Locate the lines that hold the string "Ostrava". Copy every such line.

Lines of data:
▼
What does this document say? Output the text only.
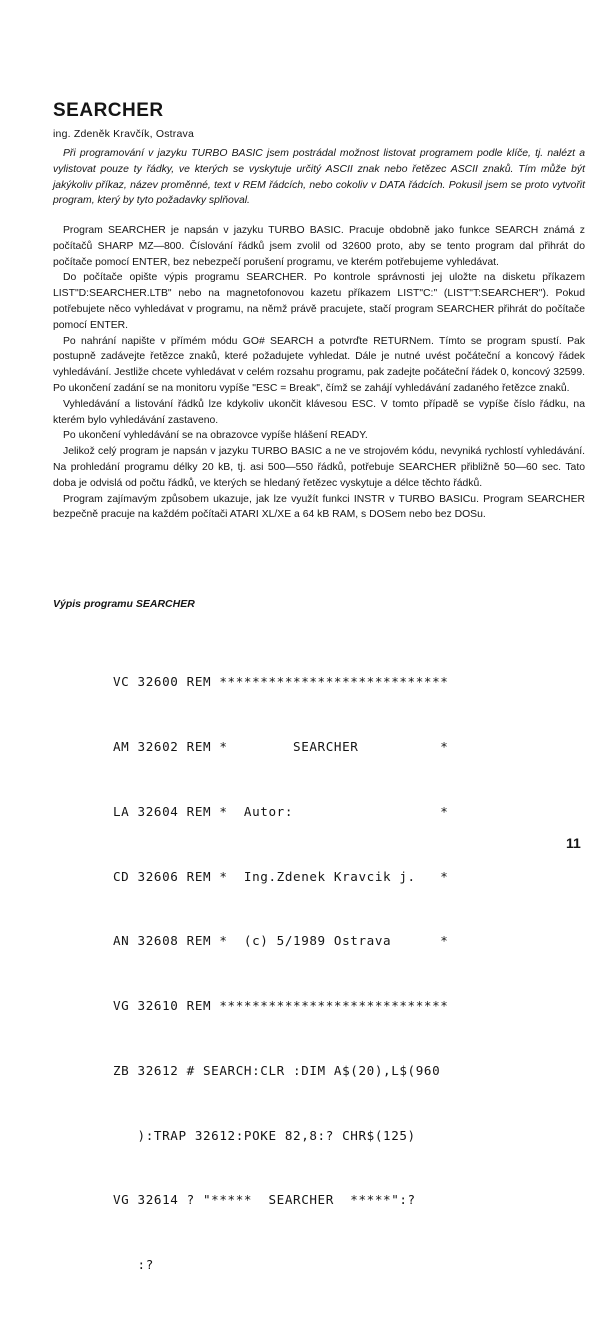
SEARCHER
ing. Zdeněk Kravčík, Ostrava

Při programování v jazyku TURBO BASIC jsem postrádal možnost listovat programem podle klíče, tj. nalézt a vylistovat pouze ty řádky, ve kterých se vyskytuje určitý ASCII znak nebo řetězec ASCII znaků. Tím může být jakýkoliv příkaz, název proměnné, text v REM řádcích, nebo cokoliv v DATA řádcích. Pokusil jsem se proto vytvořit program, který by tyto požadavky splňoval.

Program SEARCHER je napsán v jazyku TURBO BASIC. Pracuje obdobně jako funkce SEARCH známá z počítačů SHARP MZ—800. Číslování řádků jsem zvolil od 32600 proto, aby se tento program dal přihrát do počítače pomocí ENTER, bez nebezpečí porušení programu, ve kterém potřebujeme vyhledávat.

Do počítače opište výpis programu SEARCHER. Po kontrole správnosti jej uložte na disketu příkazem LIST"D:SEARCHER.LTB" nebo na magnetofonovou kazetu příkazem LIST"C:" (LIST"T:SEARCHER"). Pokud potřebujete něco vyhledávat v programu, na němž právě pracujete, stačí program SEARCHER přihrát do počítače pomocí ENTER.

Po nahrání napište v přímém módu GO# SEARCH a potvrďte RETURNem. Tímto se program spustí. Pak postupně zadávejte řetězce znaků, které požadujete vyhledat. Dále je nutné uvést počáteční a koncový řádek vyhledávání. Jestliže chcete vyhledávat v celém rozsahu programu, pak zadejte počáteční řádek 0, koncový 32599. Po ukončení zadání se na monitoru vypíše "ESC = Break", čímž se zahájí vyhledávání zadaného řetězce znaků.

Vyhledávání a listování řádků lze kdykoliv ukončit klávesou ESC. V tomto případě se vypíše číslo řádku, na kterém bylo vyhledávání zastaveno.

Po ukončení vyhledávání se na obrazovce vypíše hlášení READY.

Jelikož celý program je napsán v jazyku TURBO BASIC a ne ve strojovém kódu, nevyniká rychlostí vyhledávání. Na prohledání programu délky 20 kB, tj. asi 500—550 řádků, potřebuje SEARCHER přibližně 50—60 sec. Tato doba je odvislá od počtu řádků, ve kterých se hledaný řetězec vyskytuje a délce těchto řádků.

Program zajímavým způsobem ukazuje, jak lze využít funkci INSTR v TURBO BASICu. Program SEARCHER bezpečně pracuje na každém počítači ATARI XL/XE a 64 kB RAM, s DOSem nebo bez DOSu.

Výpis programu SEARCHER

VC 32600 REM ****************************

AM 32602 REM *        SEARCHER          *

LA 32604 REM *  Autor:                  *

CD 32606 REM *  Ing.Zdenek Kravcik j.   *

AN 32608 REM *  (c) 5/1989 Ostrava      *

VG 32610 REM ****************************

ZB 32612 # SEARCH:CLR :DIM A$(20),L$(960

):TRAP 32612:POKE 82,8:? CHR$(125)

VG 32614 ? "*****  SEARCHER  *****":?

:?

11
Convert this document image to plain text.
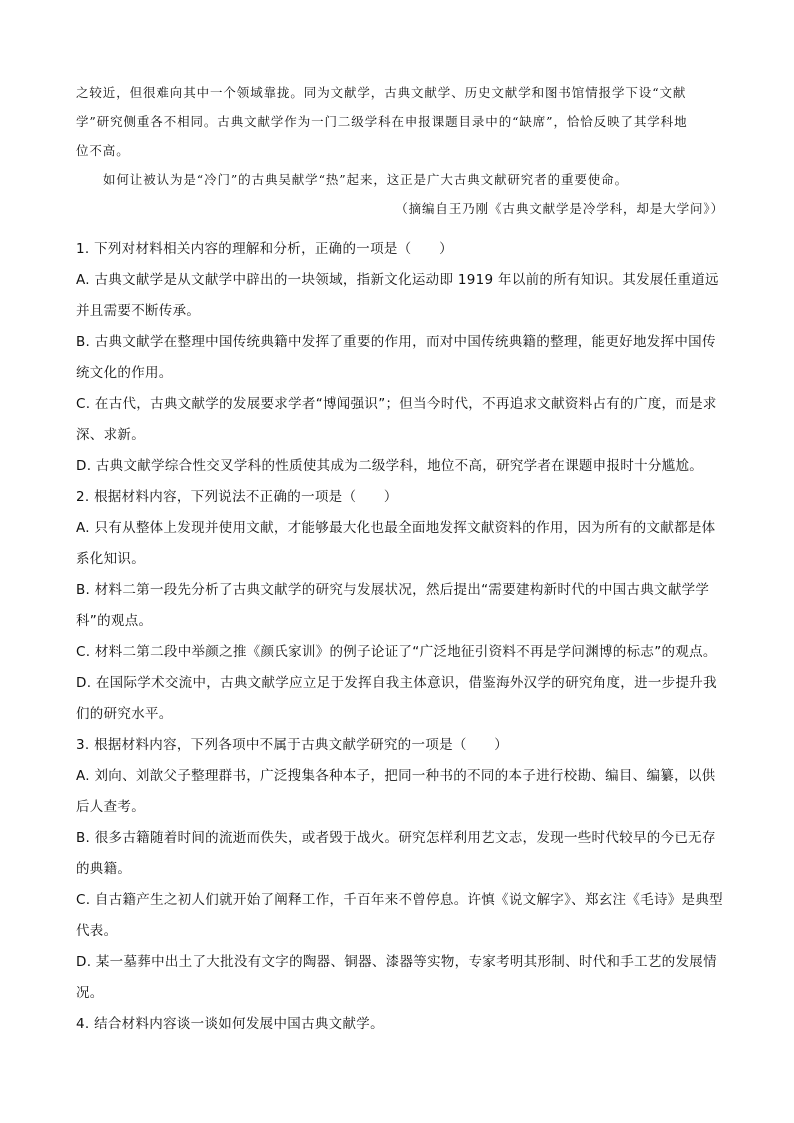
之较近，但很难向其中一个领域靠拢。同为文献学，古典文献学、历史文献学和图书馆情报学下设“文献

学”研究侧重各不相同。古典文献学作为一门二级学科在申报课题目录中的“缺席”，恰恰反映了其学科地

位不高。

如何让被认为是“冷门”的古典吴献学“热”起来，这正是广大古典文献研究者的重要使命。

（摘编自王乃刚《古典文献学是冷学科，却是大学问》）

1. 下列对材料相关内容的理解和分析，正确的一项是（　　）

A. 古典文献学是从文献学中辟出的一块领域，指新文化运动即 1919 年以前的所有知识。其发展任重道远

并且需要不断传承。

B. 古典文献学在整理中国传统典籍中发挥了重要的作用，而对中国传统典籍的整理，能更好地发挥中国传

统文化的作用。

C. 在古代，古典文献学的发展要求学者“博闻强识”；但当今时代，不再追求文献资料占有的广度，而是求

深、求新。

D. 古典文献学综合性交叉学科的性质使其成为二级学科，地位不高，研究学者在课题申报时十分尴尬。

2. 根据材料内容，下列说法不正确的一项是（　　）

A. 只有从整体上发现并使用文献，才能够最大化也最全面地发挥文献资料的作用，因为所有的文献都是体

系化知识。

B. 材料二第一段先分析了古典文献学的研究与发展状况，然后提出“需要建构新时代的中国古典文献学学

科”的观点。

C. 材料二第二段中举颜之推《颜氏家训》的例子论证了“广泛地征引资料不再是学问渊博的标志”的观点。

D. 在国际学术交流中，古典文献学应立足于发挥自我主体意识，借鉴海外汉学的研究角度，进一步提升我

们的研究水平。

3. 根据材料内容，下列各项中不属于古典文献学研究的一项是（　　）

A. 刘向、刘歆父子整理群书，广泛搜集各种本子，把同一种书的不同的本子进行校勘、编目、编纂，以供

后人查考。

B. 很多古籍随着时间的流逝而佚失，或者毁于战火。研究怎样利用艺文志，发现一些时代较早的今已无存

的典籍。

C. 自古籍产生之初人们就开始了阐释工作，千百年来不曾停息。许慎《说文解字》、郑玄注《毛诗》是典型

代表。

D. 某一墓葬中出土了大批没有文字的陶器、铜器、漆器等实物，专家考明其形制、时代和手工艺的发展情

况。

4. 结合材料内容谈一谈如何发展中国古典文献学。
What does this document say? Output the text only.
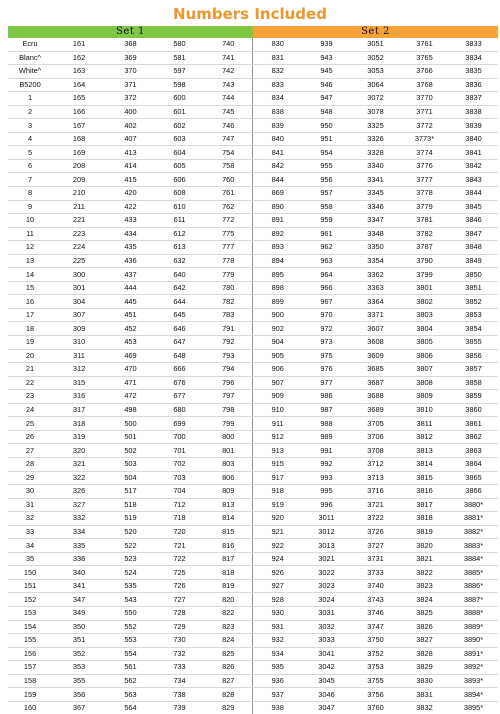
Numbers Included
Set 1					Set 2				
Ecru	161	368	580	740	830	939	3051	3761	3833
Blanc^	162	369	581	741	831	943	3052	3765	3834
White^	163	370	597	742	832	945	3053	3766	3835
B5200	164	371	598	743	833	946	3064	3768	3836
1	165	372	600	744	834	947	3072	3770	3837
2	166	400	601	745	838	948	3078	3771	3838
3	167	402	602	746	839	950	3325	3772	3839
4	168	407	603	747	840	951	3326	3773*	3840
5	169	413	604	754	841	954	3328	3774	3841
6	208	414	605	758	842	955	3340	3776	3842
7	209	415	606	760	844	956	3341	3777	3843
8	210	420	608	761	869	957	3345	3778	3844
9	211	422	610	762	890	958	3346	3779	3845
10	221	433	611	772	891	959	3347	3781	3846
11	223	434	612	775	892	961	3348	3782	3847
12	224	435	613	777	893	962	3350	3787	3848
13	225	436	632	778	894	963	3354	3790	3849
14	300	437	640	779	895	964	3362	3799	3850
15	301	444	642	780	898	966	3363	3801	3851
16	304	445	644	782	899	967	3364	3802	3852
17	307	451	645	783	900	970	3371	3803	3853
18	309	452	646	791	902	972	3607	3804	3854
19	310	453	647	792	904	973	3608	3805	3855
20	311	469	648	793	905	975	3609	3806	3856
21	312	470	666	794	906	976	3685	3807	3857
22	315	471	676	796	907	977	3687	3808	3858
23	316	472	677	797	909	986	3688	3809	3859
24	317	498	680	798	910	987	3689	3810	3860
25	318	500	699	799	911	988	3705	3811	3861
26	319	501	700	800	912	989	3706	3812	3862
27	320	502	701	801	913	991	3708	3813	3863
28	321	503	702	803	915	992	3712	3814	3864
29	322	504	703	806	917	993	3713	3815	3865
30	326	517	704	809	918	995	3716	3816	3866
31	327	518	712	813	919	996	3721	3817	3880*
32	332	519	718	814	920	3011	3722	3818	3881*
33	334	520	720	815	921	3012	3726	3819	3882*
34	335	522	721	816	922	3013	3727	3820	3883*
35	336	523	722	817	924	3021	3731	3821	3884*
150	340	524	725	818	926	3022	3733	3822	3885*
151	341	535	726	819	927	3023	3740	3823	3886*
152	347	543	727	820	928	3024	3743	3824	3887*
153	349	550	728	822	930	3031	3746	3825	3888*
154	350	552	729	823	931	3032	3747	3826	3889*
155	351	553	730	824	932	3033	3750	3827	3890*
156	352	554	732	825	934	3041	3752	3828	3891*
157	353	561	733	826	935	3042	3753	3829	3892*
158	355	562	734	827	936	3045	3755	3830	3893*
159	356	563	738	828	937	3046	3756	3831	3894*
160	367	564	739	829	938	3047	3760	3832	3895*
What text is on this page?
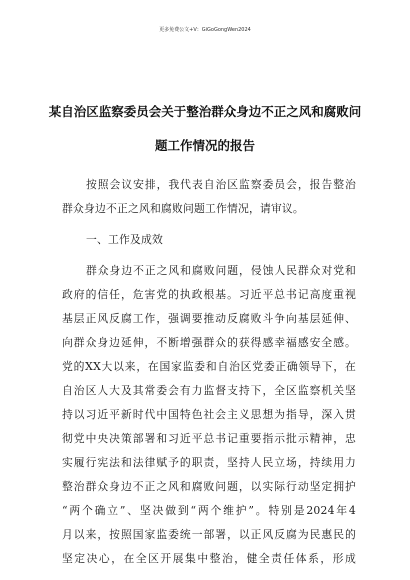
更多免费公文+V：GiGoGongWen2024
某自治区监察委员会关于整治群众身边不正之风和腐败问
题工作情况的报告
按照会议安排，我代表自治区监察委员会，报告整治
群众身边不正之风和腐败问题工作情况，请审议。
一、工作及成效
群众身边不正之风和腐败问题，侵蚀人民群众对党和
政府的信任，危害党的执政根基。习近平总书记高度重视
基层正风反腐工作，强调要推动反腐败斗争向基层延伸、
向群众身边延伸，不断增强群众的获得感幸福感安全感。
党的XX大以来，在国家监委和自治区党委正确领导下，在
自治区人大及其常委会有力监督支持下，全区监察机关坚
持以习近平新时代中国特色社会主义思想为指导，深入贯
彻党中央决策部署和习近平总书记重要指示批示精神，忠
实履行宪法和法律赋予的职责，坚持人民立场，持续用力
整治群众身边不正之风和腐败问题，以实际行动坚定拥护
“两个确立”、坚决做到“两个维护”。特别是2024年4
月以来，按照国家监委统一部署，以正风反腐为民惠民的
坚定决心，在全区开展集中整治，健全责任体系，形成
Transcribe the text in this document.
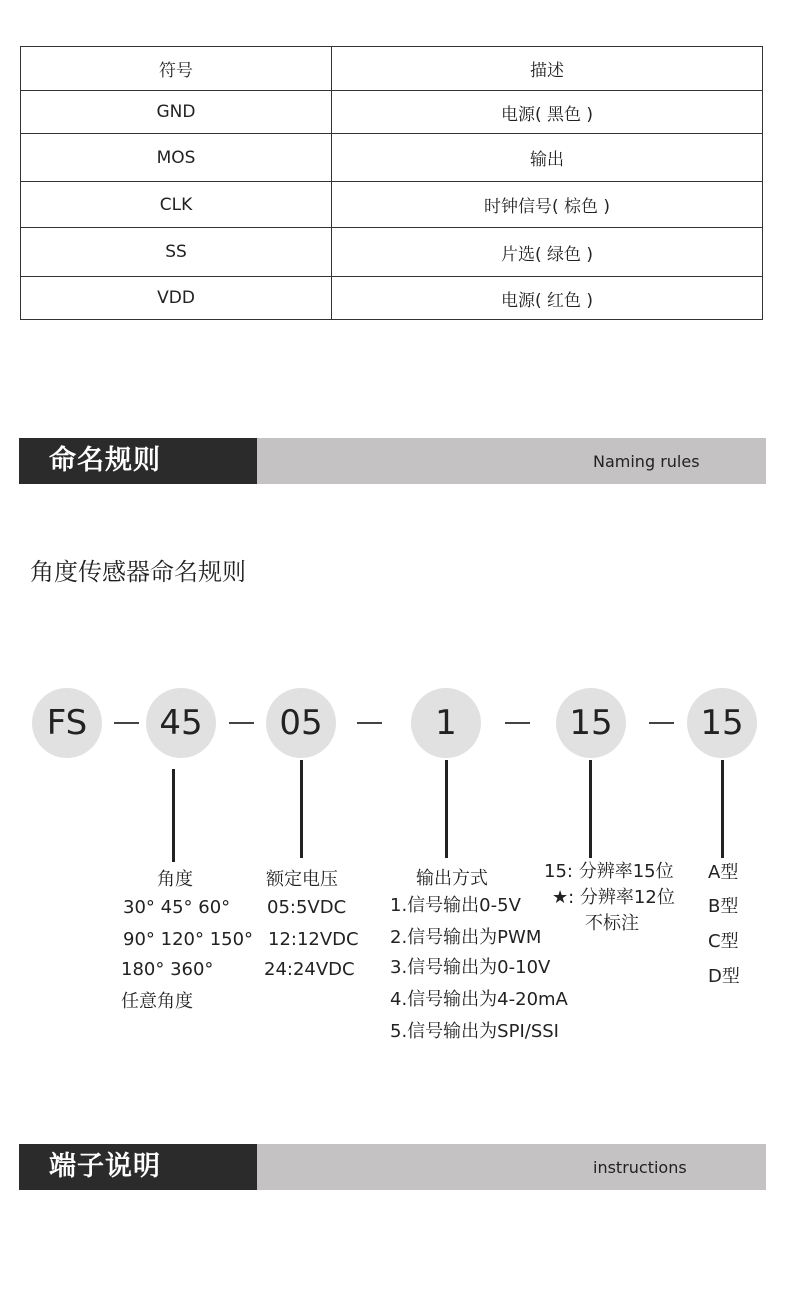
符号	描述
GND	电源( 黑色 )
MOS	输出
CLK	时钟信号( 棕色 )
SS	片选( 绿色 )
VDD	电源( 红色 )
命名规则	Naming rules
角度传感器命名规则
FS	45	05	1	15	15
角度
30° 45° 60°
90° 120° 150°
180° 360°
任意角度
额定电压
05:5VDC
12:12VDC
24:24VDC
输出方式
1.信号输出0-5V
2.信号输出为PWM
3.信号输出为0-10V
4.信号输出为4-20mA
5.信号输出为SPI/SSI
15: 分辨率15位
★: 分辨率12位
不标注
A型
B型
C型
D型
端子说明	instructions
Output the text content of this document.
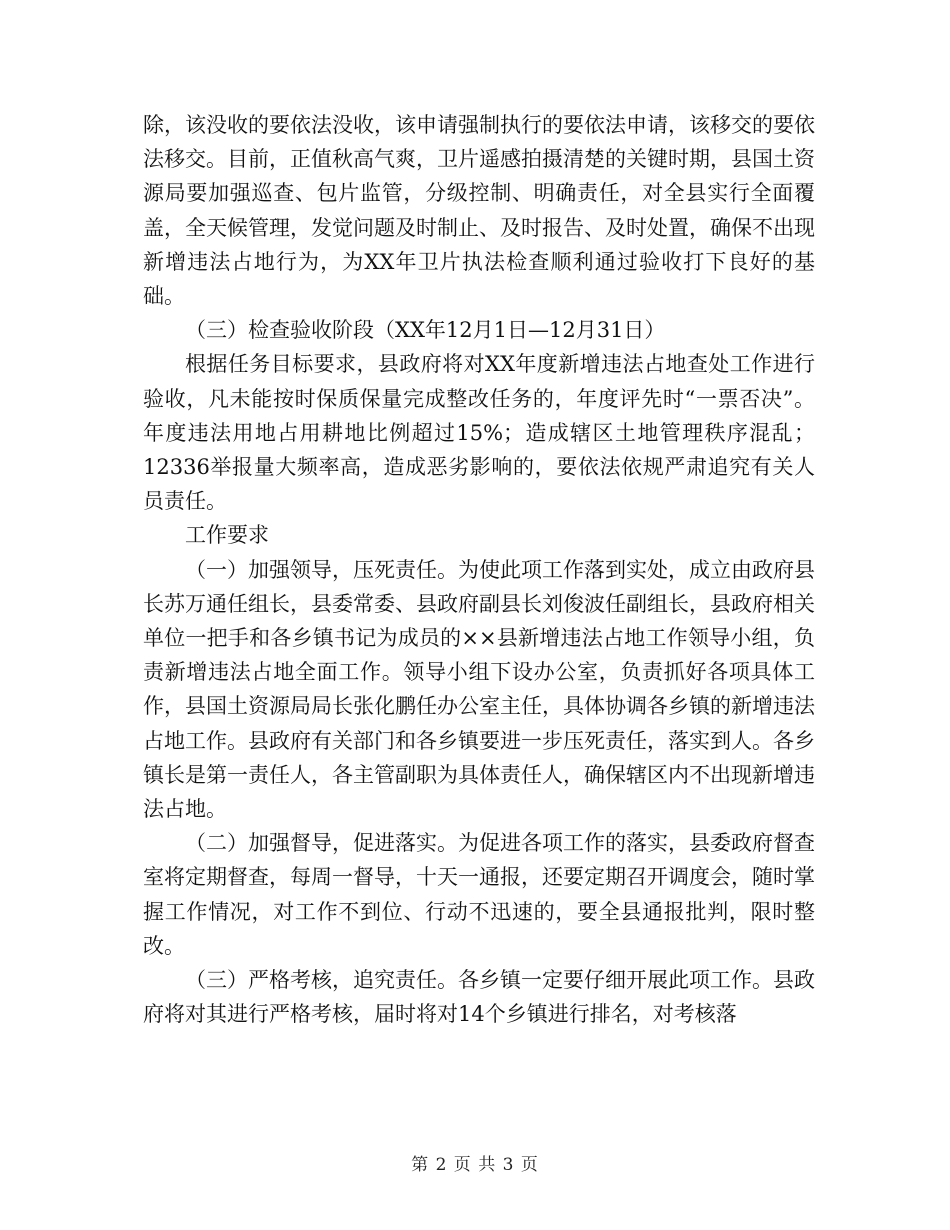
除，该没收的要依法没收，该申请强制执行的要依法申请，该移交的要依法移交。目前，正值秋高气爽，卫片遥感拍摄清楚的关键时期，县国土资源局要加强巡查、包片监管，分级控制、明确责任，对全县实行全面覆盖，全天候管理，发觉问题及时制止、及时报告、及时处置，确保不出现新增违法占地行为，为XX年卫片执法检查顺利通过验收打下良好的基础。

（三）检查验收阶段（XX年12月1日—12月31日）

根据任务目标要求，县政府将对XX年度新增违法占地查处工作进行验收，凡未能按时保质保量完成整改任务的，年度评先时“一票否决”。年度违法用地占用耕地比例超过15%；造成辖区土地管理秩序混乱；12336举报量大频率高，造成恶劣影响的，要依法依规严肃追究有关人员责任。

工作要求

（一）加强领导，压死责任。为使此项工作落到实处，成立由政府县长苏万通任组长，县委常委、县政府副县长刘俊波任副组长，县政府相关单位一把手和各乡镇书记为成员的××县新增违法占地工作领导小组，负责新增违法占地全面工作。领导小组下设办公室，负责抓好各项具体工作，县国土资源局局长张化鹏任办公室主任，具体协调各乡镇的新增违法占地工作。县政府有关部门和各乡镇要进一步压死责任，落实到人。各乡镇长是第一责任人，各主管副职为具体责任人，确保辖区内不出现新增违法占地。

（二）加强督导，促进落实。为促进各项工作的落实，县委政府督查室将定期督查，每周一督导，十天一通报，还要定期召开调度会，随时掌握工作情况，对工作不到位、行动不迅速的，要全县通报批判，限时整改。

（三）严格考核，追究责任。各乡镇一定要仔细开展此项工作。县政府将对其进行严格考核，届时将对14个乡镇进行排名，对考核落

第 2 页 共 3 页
▲
# ANSWER FOR THIS EXERCISE:
ing. Zdeněk Kravčík, Ostrava
AN 32608 REM *  (c) 5/1989 Ostrava      *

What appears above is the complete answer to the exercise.